> **WHAT IS EXPECTED**: Repeat every line of the listing below exactly, minus the pictures.

Records contained in a dataset
_ _ _ _ _ _ _
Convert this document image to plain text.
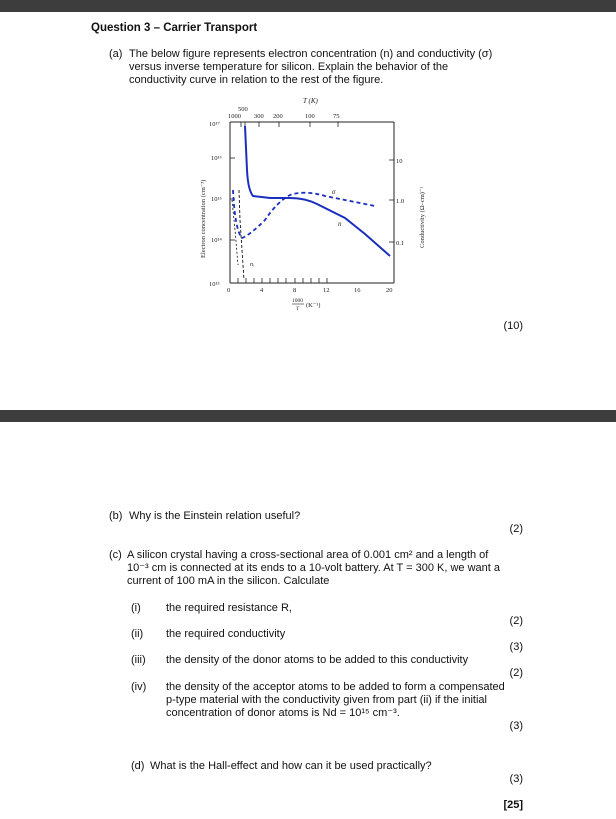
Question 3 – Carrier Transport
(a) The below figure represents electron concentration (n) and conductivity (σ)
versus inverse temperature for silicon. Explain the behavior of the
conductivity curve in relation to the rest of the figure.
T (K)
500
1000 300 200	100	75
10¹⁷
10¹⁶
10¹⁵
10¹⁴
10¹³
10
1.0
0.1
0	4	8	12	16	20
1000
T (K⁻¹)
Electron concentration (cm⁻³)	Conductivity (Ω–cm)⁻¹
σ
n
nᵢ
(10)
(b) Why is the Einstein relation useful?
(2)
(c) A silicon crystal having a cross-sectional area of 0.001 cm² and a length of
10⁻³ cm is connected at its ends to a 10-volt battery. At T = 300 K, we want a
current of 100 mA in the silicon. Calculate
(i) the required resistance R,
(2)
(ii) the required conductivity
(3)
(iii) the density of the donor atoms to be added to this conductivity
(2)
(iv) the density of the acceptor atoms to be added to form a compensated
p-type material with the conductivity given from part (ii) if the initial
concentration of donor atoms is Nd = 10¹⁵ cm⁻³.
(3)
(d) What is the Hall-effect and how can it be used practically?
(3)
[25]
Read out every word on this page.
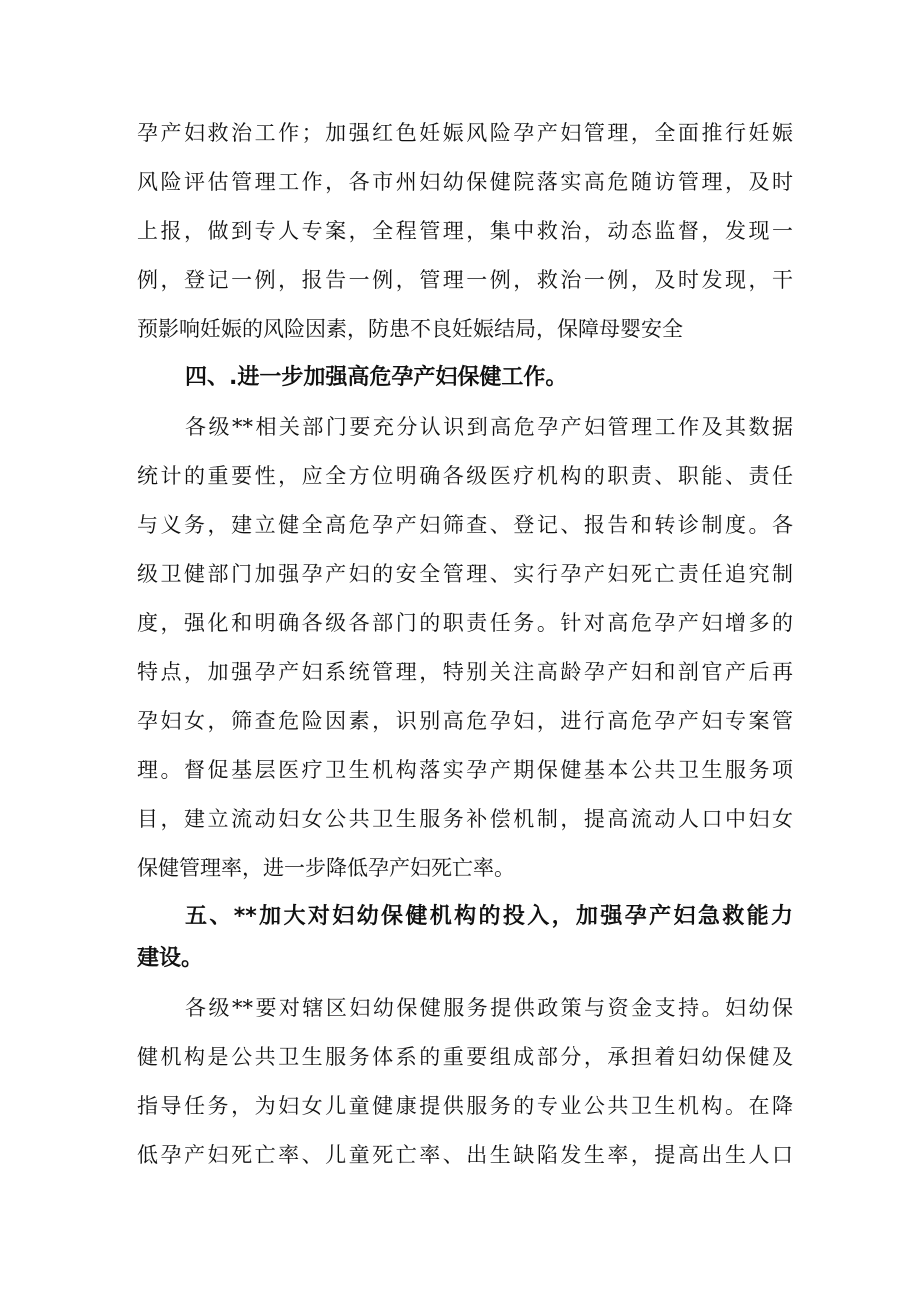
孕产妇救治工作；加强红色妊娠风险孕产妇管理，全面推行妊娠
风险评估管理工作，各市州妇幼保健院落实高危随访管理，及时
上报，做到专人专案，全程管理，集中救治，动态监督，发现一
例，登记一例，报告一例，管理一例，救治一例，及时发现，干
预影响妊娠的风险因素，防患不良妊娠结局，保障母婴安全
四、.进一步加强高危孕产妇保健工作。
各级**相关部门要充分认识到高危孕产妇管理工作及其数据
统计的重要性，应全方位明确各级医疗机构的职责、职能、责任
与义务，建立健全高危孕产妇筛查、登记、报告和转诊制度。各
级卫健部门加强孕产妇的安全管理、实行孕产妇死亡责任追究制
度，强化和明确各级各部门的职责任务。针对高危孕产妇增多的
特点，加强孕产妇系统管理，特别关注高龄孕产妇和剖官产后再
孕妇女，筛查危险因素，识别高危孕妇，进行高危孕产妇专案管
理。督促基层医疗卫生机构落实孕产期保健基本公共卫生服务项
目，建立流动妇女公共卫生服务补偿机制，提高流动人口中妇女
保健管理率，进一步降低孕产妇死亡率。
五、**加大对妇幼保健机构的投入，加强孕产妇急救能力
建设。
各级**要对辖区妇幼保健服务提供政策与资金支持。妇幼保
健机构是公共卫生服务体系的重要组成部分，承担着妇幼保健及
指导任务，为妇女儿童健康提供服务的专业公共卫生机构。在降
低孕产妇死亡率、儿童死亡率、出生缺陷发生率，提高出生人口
_ _ _ _ _ _ _
> **REPLY**:
Convert this document image to plain text.
Question 3 – Carrier Transport
(a) The below figure represents electron concentration (n) and conductivity (σ)
versus inverse temperature for silicon. Explain the behavior of the
conductivity curve in relation to the rest of the figure.
T (K)
500
1000 300 200	100	75
10¹⁷
10¹⁶
10¹⁵
10¹⁴
10¹³
10
1.0
0.1
0	4	8	12	16	20
1000
T (K⁻¹)
Electron concentration (cm⁻³)	Conductivity (Ω–cm)⁻¹
σ
n
nᵢ
(10)
(b) Why is the Einstein relation useful?
(2)
(c) A silicon crystal having a cross-sectional area of 0.001 cm² and a length of
10⁻³ cm is connected at its ends to a 10-volt battery. At T = 300 K, we want a
current of 100 mA in the silicon. Calculate
(i) the required resistance R,
(2)
(ii) the required conductivity
(3)
(iii) the density of the donor atoms to be added to this conductivity
(2)
(iv) the density of the acceptor atoms to be added to form a compensated
p-type material with the conductivity given from part (ii) if the initial
concentration of donor atoms is Nd = 10¹⁵ cm⁻³.
(3)
(d) What is the Hall-effect and how can it be used practically?
(3)
[25]
Read out every word on this page.
孕产妇救治工作；加强红色妊娠风险孕产妇管理，全面推行妊娠
风险评估管理工作，各市州妇幼保健院落实高危随访管理，及时
上报，做到专人专案，全程管理，集中救治，动态监督，发现一
例，登记一例，报告一例，管理一例，救治一例，及时发现，干
预影响妊娠的风险因素，防患不良妊娠结局，保障母婴安全
四、.进一步加强高危孕产妇保健工作。
各级**相关部门要充分认识到高危孕产妇管理工作及其数据
统计的重要性，应全方位明确各级医疗机构的职责、职能、责任
与义务，建立健全高危孕产妇筛查、登记、报告和转诊制度。各
级卫健部门加强孕产妇的安全管理、实行孕产妇死亡责任追究制
度，强化和明确各级各部门的职责任务。针对高危孕产妇增多的
特点，加强孕产妇系统管理，特别关注高龄孕产妇和剖官产后再
孕妇女，筛查危险因素，识别高危孕妇，进行高危孕产妇专案管
理。督促基层医疗卫生机构落实孕产期保健基本公共卫生服务项
目，建立流动妇女公共卫生服务补偿机制，提高流动人口中妇女
保健管理率，进一步降低孕产妇死亡率。
五、**加大对妇幼保健机构的投入，加强孕产妇急救能力
建设。
各级**要对辖区妇幼保健服务提供政策与资金支持。妇幼保
健机构是公共卫生服务体系的重要组成部分，承担着妇幼保健及
指导任务，为妇女儿童健康提供服务的专业公共卫生机构。在降
低孕产妇死亡率、儿童死亡率、出生缺陷发生率，提高出生人口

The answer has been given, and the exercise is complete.